Quote the records in full and leave their pictures out.

AVAILABLE RECORDS:
====
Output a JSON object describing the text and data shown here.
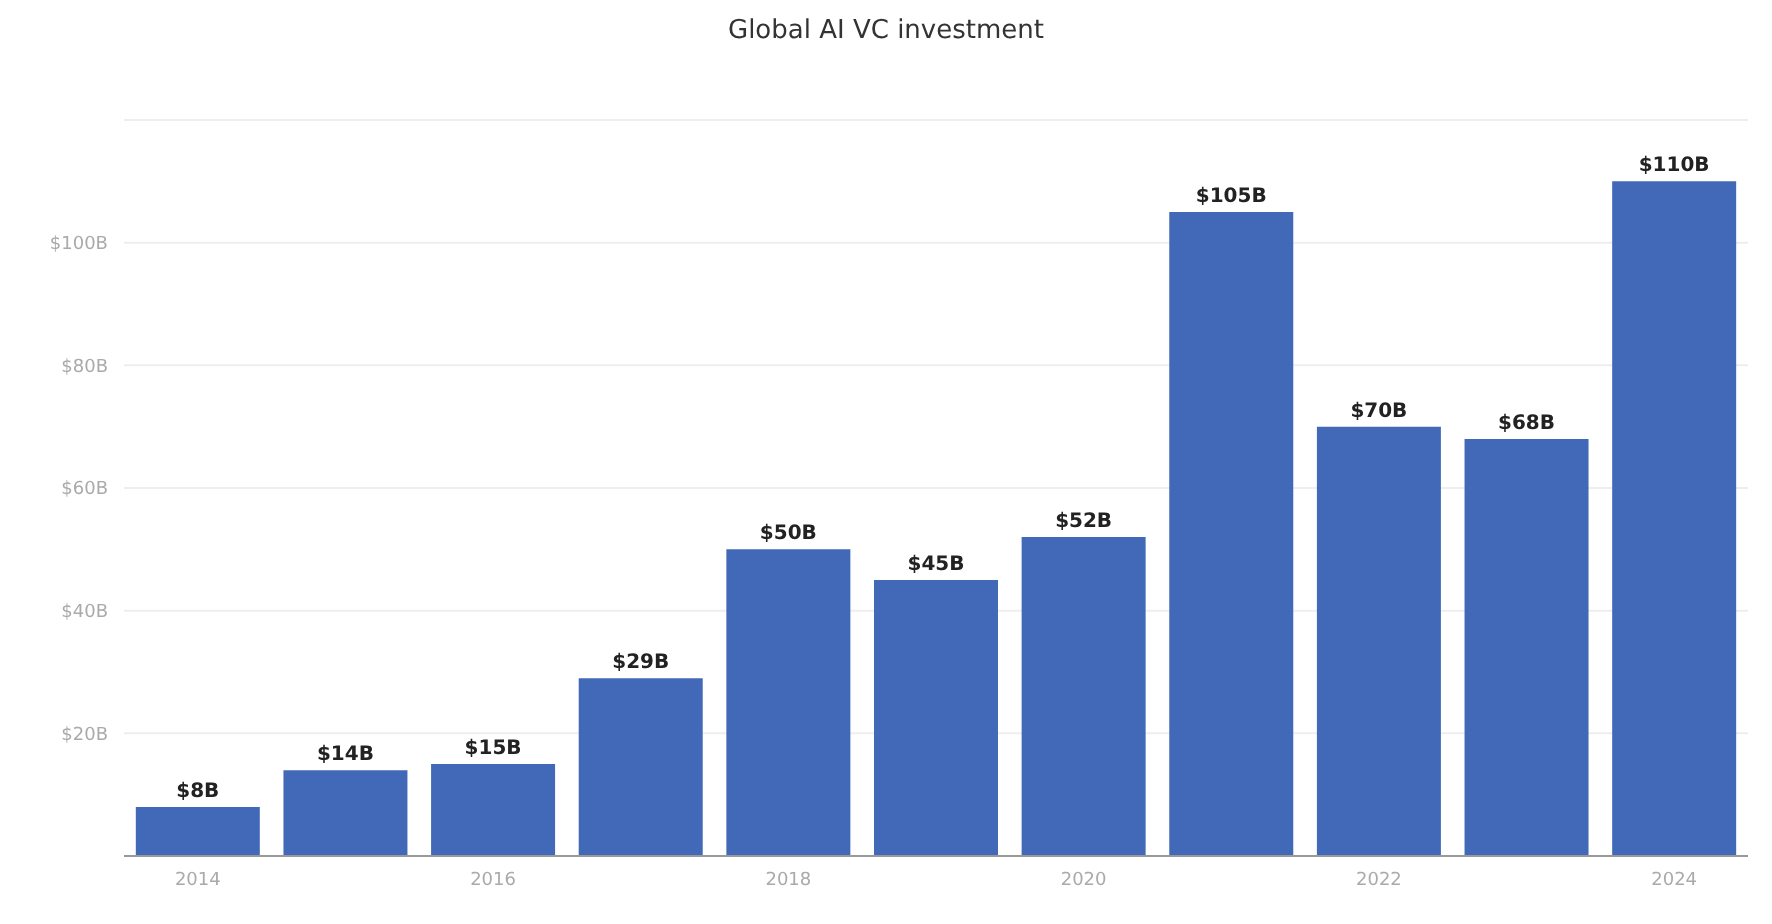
{
  "chart_data": {
    "type": "bar",
    "title": "Global AI VC investment",
    "categories": [
      "2014",
      null,
      "2016",
      null,
      "2018",
      null,
      "2020",
      null,
      "2022",
      null,
      "2024"
    ],
    "values": [
      8,
      14,
      15,
      29,
      50,
      45,
      52,
      105,
      70,
      68,
      110
    ],
    "value_labels": [
      "$8B",
      "$14B",
      "$15B",
      "$29B",
      "$50B",
      "$45B",
      "$52B",
      "$105B",
      "$70B",
      "$68B",
      "$110B"
    ],
    "color": "#4169b8",
    "ylim": [
      0,
      120
    ],
    "yticks": [
      {
        "value": 0,
        "label": null
      },
      {
        "value": 20,
        "label": "$20B"
      },
      {
        "value": 40,
        "label": "$40B"
      },
      {
        "value": 60,
        "label": "$60B"
      },
      {
        "value": 80,
        "label": "$80B"
      },
      {
        "value": 100,
        "label": "$100B"
      }
    ],
    "grid": "y"
  }
}
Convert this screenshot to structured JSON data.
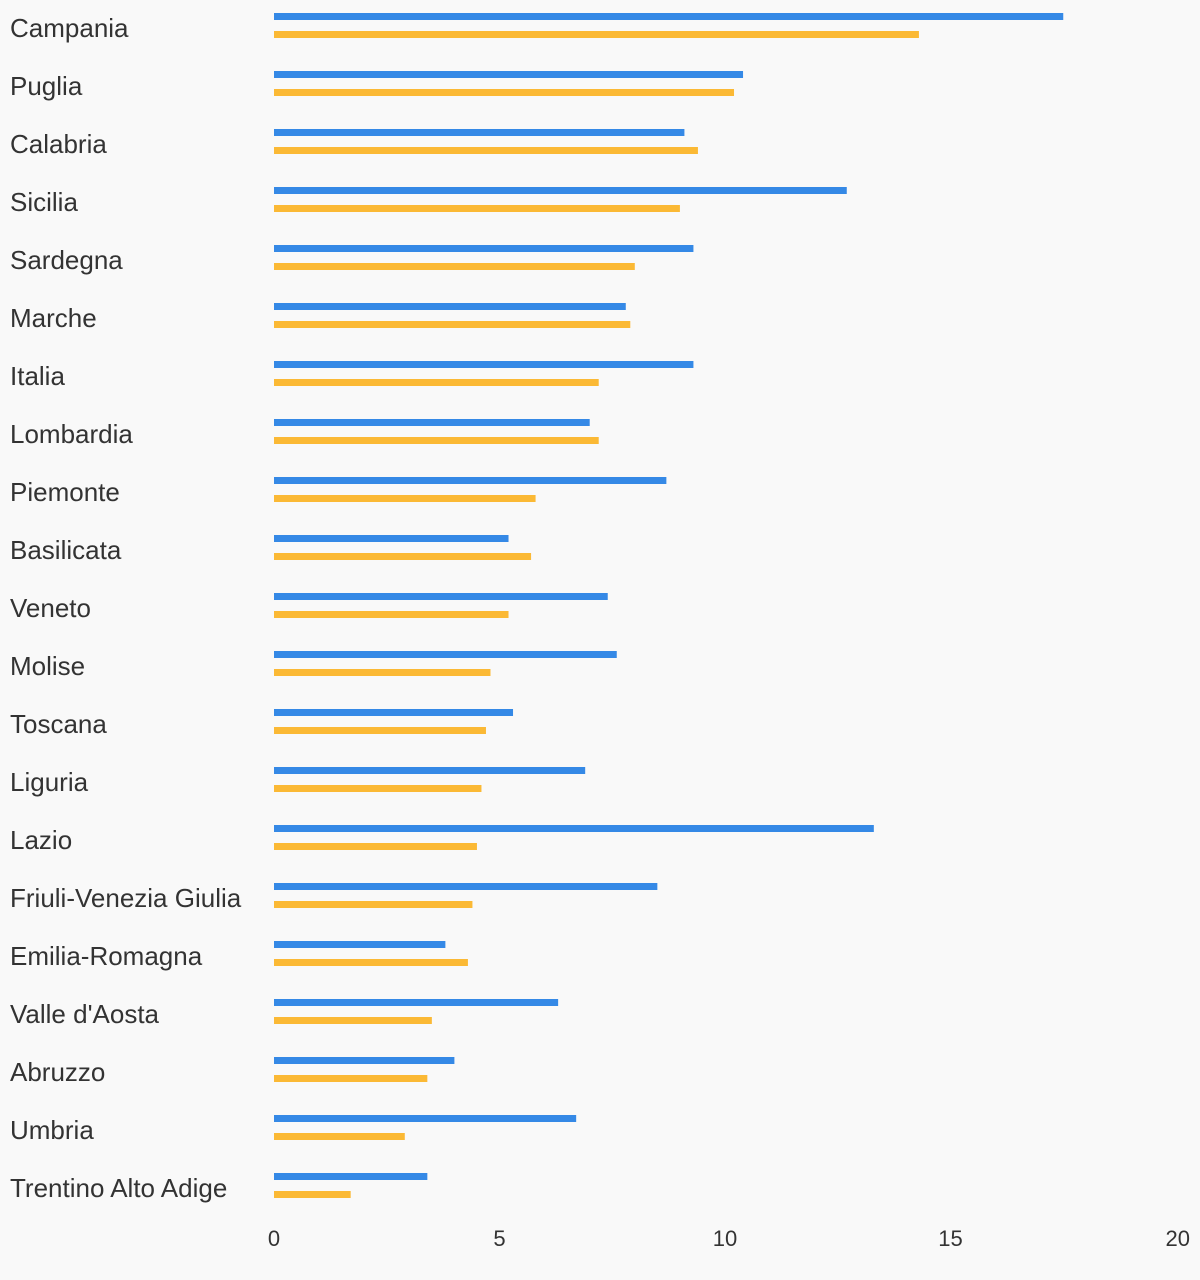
{
  "chart_data": {
    "type": "bar",
    "orientation": "horizontal",
    "title": "",
    "xlabel": "",
    "ylabel": "",
    "categories": [
      "Campania",
      "Puglia",
      "Calabria",
      "Sicilia",
      "Sardegna",
      "Marche",
      "Italia",
      "Lombardia",
      "Piemonte",
      "Basilicata",
      "Veneto",
      "Molise",
      "Toscana",
      "Liguria",
      "Lazio",
      "Friuli-Venezia Giulia",
      "Emilia-Romagna",
      "Valle d'Aosta",
      "Abruzzo",
      "Umbria",
      "Trentino Alto Adige"
    ],
    "series": [
      {
        "color": "#3589e6",
        "values": [
          17.5,
          10.4,
          9.1,
          12.7,
          9.3,
          7.8,
          9.3,
          7.0,
          8.7,
          5.2,
          7.4,
          7.6,
          5.3,
          6.9,
          13.3,
          8.5,
          3.8,
          6.3,
          4.0,
          6.7,
          3.4
        ]
      },
      {
        "color": "#fbb935",
        "values": [
          14.3,
          10.2,
          9.4,
          9.0,
          8.0,
          7.9,
          7.2,
          7.2,
          5.8,
          5.7,
          5.2,
          4.8,
          4.7,
          4.6,
          4.5,
          4.4,
          4.3,
          3.5,
          3.4,
          2.9,
          1.7
        ]
      }
    ],
    "xlim": [
      0,
      20
    ],
    "xticks": [
      "0",
      "5",
      "10",
      "15",
      "20"
    ],
    "grid": false,
    "legend": "none"
  }
}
====
EXERCISE SOLUTION:
Output a JSON object describing the text and data shown here.
{
  "chart_data": {
    "type": "bar",
    "title": "Global AI VC investment",
    "categories": [
      "2014",
      null,
      "2016",
      null,
      "2018",
      null,
      "2020",
      null,
      "2022",
      null,
      "2024"
    ],
    "values": [
      8,
      14,
      15,
      29,
      50,
      45,
      52,
      105,
      70,
      68,
      110
    ],
    "value_labels": [
      "$8B",
      "$14B",
      "$15B",
      "$29B",
      "$50B",
      "$45B",
      "$52B",
      "$105B",
      "$70B",
      "$68B",
      "$110B"
    ],
    "color": "#4169b8",
    "ylim": [
      0,
      120
    ],
    "yticks": [
      {
        "value": 0,
        "label": null
      },
      {
        "value": 20,
        "label": "$20B"
      },
      {
        "value": 40,
        "label": "$40B"
      },
      {
        "value": 60,
        "label": "$60B"
      },
      {
        "value": 80,
        "label": "$80B"
      },
      {
        "value": 100,
        "label": "$100B"
      }
    ],
    "grid": "y"
  }
}
Convert this screenshot to structured JSON data.
{
  "chart_data": {
    "type": "bar",
    "orientation": "horizontal",
    "title": "",
    "xlabel": "",
    "ylabel": "",
    "categories": [
      "Campania",
      "Puglia",
      "Calabria",
      "Sicilia",
      "Sardegna",
      "Marche",
      "Italia",
      "Lombardia",
      "Piemonte",
      "Basilicata",
      "Veneto",
      "Molise",
      "Toscana",
      "Liguria",
      "Lazio",
      "Friuli-Venezia Giulia",
      "Emilia-Romagna",
      "Valle d'Aosta",
      "Abruzzo",
      "Umbria",
      "Trentino Alto Adige"
    ],
    "series": [
      {
        "color": "#3589e6",
        "values": [
          17.5,
          10.4,
          9.1,
          12.7,
          9.3,
          7.8,
          9.3,
          7.0,
          8.7,
          5.2,
          7.4,
          7.6,
          5.3,
          6.9,
          13.3,
          8.5,
          3.8,
          6.3,
          4.0,
          6.7,
          3.4
        ]
      },
      {
        "color": "#fbb935",
        "values": [
          14.3,
          10.2,
          9.4,
          9.0,
          8.0,
          7.9,
          7.2,
          7.2,
          5.8,
          5.7,
          5.2,
          4.8,
          4.7,
          4.6,
          4.5,
          4.4,
          4.3,
          3.5,
          3.4,
          2.9,
          1.7
        ]
      }
    ],
    "xlim": [
      0,
      20
    ],
    "xticks": [
      "0",
      "5",
      "10",
      "15",
      "20"
    ],
    "grid": false,
    "legend": "none"
  }
}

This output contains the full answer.